### TASK MATERIAL

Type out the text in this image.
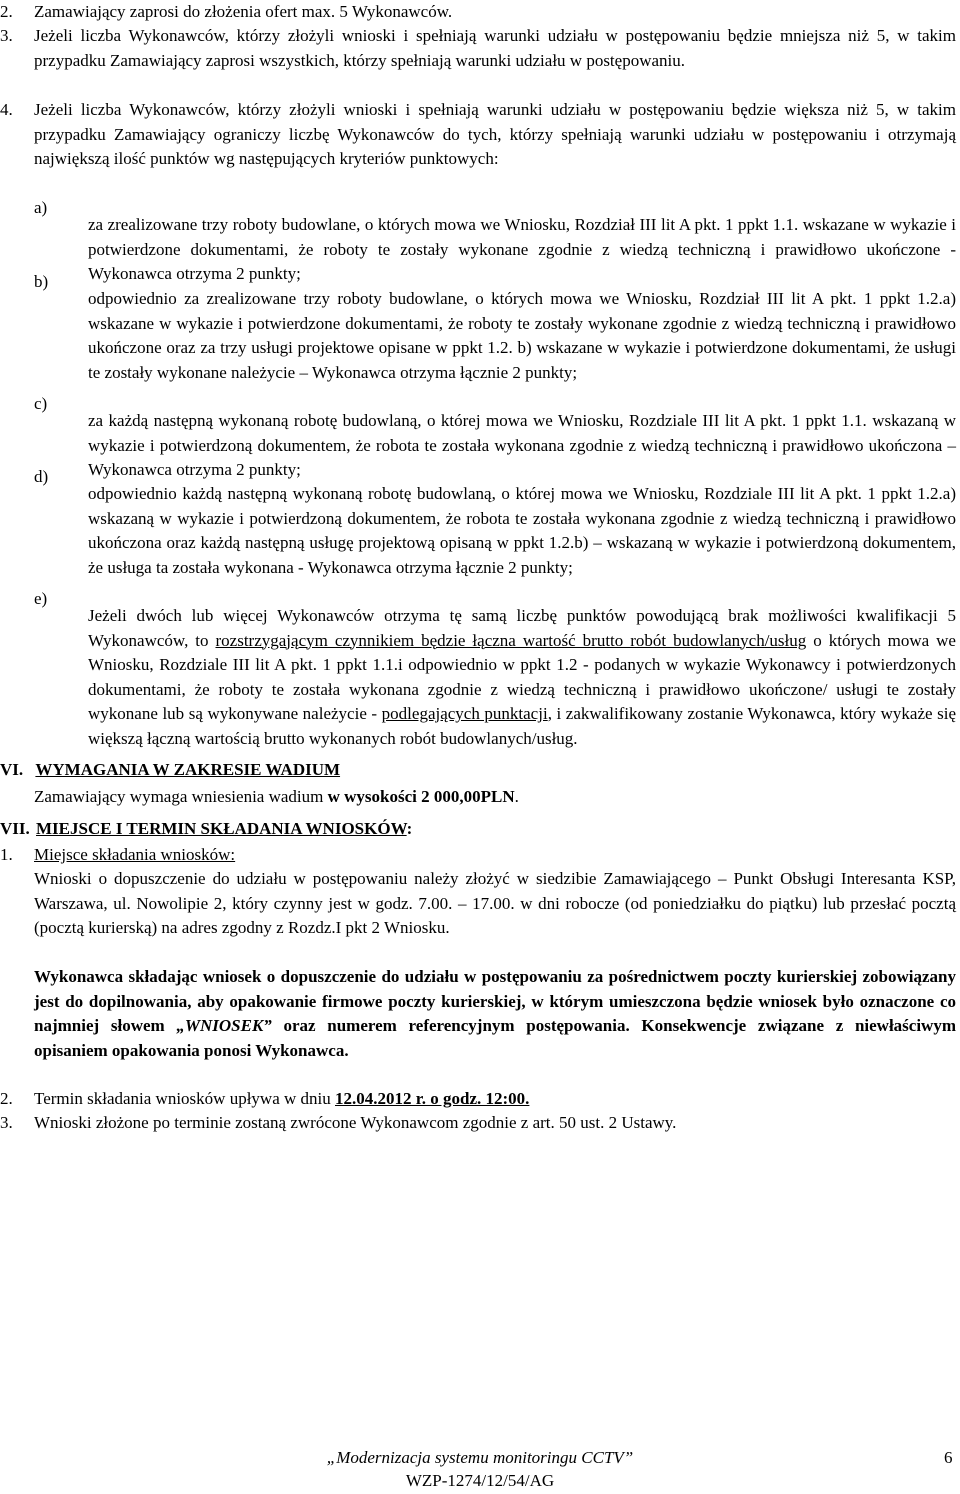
2. Zamawiający zaprosi do złożenia ofert max. 5 Wykonawców.

3. Jeżeli liczba Wykonawców, którzy złożyli wnioski i spełniają warunki udziału w postępowaniu będzie mniejsza niż 5, w takim przypadku Zamawiający zaprosi wszystkich, którzy spełniają warunki udziału w postępowaniu.

4. Jeżeli liczba Wykonawców, którzy złożyli wnioski i spełniają warunki udziału w postępowaniu będzie większa niż 5, w takim przypadku Zamawiający ograniczy liczbę Wykonawców do tych, którzy spełniają warunki udziału w postępowaniu i otrzymają największą ilość punktów wg następujących kryteriów punktowych:

a)

za zrealizowane trzy roboty budowlane, o których mowa we Wniosku, Rozdział III lit A pkt. 1 ppkt 1.1. wskazane w wykazie i potwierdzone dokumentami, że roboty te zostały wykonane zgodnie z wiedzą techniczną i prawidłowo ukończone - Wykonawca otrzyma 2 punkty;

b)

odpowiednio za zrealizowane trzy roboty budowlane, o których mowa we Wniosku, Rozdział III lit A pkt. 1 ppkt 1.2.a) wskazane w wykazie i potwierdzone dokumentami, że roboty te zostały wykonane zgodnie z wiedzą techniczną i prawidłowo ukończone oraz za trzy usługi projektowe opisane w ppkt 1.2. b) wskazane w wykazie i potwierdzone dokumentami, że usługi te zostały wykonane należycie – Wykonawca otrzyma łącznie 2 punkty;

c)

za każdą następną wykonaną robotę budowlaną, o której mowa we Wniosku, Rozdziale III lit A pkt. 1 ppkt 1.1. wskazaną w wykazie i potwierdzoną dokumentem, że robota te została wykonana zgodnie z wiedzą techniczną i prawidłowo ukończona – Wykonawca otrzyma 2 punkty;

d)

odpowiednio każdą następną wykonaną robotę budowlaną, o której mowa we Wniosku, Rozdziale III lit A pkt. 1 ppkt 1.2.a) wskazaną w wykazie i potwierdzoną dokumentem, że robota te została wykonana zgodnie z wiedzą techniczną i prawidłowo ukończona oraz każdą następną usługę projektową opisaną w ppkt 1.2.b) – wskazaną w wykazie i potwierdzoną dokumentem, że usługa ta została wykonana - Wykonawca otrzyma łącznie 2 punkty;

e)

Jeżeli dwóch lub więcej Wykonawców otrzyma tę samą liczbę punktów powodującą brak możliwości kwalifikacji 5 Wykonawców, to rozstrzygającym czynnikiem będzie łączna wartość brutto robót budowlanych/usług o których mowa we Wniosku, Rozdziale III lit A pkt. 1 ppkt 1.1.i odpowiednio w ppkt 1.2 - podanych w wykazie Wykonawcy i potwierdzonych dokumentami, że roboty te została wykonana zgodnie z wiedzą techniczną i prawidłowo ukończone/ usługi te zostały wykonane lub są wykonywane należycie - podlegających punktacji, i zakwalifikowany zostanie Wykonawca, który wykaże się większą łączną wartością brutto wykonanych robót budowlanych/usług.

VI. WYMAGANIA W ZAKRESIE WADIUM

Zamawiający wymaga wniesienia wadium w wysokości 2 000,00PLN.

VII. MIEJSCE I TERMIN SKŁADANIA WNIOSKÓW:
1. Miejsce składania wniosków:

Wnioski o dopuszczenie do udziału w postępowaniu należy złożyć w siedzibie Zamawiającego – Punkt Obsługi Interesanta KSP, Warszawa, ul. Nowolipie 2, który czynny jest w godz. 7.00. – 17.00. w dni robocze (od poniedziałku do piątku) lub przesłać pocztą (pocztą kurierską) na adres zgodny z Rozdz.I pkt 2 Wniosku.

Wykonawca składając wniosek o dopuszczenie do udziału w postępowaniu za pośrednictwem poczty kurierskiej zobowiązany jest do dopilnowania, aby opakowanie firmowe poczty kurierskiej, w którym umieszczona będzie wniosek było oznaczone co najmniej słowem „WNIOSEK” oraz numerem referencyjnym postępowania. Konsekwencje związane z niewłaściwym opisaniem opakowania ponosi Wykonawca.

2. Termin składania wniosków upływa w dniu 12.04.2012 r. o godz. 12:00.

3. Wnioski złożone po terminie zostaną zwrócone Wykonawcom zgodnie z art. 50 ust. 2 Ustawy.

„Modernizacja systemu monitoringu CCTV”
WZP-1274/12/54/AG
6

### STATED GOAL
Ignore the images and quote every line of the listing exactly.

### SOLUTION
Type out the text in this image.
2. Zamawiający zaprosi do złożenia ofert max. 5 Wykonawców.

3. Jeżeli liczba Wykonawców, którzy złożyli wnioski i spełniają warunki udziału w postępowaniu będzie mniejsza niż 5, w takim przypadku Zamawiający zaprosi wszystkich, którzy spełniają warunki udziału w postępowaniu.

4. Jeżeli liczba Wykonawców, którzy złożyli wnioski i spełniają warunki udziału w postępowaniu będzie większa niż 5, w takim przypadku Zamawiający ograniczy liczbę Wykonawców do tych, którzy spełniają warunki udziału w postępowaniu i otrzymają największą ilość punktów wg następujących kryteriów punktowych:

a)

za zrealizowane trzy roboty budowlane, o których mowa we Wniosku, Rozdział III lit A pkt. 1 ppkt 1.1. wskazane w wykazie i potwierdzone dokumentami, że roboty te zostały wykonane zgodnie z wiedzą techniczną i prawidłowo ukończone - Wykonawca otrzyma 2 punkty;

b)

odpowiednio za zrealizowane trzy roboty budowlane, o których mowa we Wniosku, Rozdział III lit A pkt. 1 ppkt 1.2.a) wskazane w wykazie i potwierdzone dokumentami, że roboty te zostały wykonane zgodnie z wiedzą techniczną i prawidłowo ukończone oraz za trzy usługi projektowe opisane w ppkt 1.2. b) wskazane w wykazie i potwierdzone dokumentami, że usługi te zostały wykonane należycie – Wykonawca otrzyma łącznie 2 punkty;

c)

za każdą następną wykonaną robotę budowlaną, o której mowa we Wniosku, Rozdziale III lit A pkt. 1 ppkt 1.1. wskazaną w wykazie i potwierdzoną dokumentem, że robota te została wykonana zgodnie z wiedzą techniczną i prawidłowo ukończona – Wykonawca otrzyma 2 punkty;

d)

odpowiednio każdą następną wykonaną robotę budowlaną, o której mowa we Wniosku, Rozdziale III lit A pkt. 1 ppkt 1.2.a) wskazaną w wykazie i potwierdzoną dokumentem, że robota te została wykonana zgodnie z wiedzą techniczną i prawidłowo ukończona oraz każdą następną usługę projektową opisaną w ppkt 1.2.b) – wskazaną w wykazie i potwierdzoną dokumentem, że usługa ta została wykonana - Wykonawca otrzyma łącznie 2 punkty;

e)

Jeżeli dwóch lub więcej Wykonawców otrzyma tę samą liczbę punktów powodującą brak możliwości kwalifikacji 5 Wykonawców, to rozstrzygającym czynnikiem będzie łączna wartość brutto robót budowlanych/usług o których mowa we Wniosku, Rozdziale III lit A pkt. 1 ppkt 1.1.i odpowiednio w ppkt 1.2 - podanych w wykazie Wykonawcy i potwierdzonych dokumentami, że roboty te została wykonana zgodnie z wiedzą techniczną i prawidłowo ukończone/ usługi te zostały wykonane lub są wykonywane należycie - podlegających punktacji, i zakwalifikowany zostanie Wykonawca, który wykaże się większą łączną wartością brutto wykonanych robót budowlanych/usług.

VI. WYMAGANIA W ZAKRESIE WADIUM

Zamawiający wymaga wniesienia wadium w wysokości 2 000,00PLN.

VII. MIEJSCE I TERMIN SKŁADANIA WNIOSKÓW:
1. Miejsce składania wniosków:

Wnioski o dopuszczenie do udziału w postępowaniu należy złożyć w siedzibie Zamawiającego – Punkt Obsługi Interesanta KSP, Warszawa, ul. Nowolipie 2, który czynny jest w godz. 7.00. – 17.00. w dni robocze (od poniedziałku do piątku) lub przesłać pocztą (pocztą kurierską) na adres zgodny z Rozdz.I pkt 2 Wniosku.

Wykonawca składając wniosek o dopuszczenie do udziału w postępowaniu za pośrednictwem poczty kurierskiej zobowiązany jest do dopilnowania, aby opakowanie firmowe poczty kurierskiej, w którym umieszczona będzie wniosek było oznaczone co najmniej słowem „WNIOSEK” oraz numerem referencyjnym postępowania. Konsekwencje związane z niewłaściwym opisaniem opakowania ponosi Wykonawca.

2. Termin składania wniosków upływa w dniu 12.04.2012 r. o godz. 12:00.

3. Wnioski złożone po terminie zostaną zwrócone Wykonawcom zgodnie z art. 50 ust. 2 Ustawy.

„Modernizacja systemu monitoringu CCTV”
WZP-1274/12/54/AG
6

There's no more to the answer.